** Start Supplied records **
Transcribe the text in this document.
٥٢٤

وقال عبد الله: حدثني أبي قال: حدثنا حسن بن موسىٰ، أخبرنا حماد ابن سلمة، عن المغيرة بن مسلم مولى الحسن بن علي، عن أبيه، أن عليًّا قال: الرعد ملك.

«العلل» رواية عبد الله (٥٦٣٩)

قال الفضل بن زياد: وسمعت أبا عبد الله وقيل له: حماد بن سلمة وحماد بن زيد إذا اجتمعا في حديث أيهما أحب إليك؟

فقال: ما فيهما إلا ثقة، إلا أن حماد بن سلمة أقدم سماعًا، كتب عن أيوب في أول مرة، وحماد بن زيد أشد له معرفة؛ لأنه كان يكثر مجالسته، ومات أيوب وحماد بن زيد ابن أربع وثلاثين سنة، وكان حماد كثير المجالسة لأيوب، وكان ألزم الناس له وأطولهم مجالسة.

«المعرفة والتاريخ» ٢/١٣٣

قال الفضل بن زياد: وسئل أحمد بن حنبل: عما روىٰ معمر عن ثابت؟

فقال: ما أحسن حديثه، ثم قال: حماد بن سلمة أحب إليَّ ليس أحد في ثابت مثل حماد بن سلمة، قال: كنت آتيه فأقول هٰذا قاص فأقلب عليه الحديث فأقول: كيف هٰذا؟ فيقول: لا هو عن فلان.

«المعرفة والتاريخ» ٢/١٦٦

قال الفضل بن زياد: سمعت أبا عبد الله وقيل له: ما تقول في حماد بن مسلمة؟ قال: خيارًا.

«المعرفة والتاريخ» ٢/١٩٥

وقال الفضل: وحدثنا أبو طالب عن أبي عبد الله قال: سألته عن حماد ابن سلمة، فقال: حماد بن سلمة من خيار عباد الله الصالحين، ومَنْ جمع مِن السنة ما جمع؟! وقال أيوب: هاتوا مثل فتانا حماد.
** End Supplied records **
Work out how many lines of the listing above include the word "وقيل". Reply with nothing but the count.

• The response: 2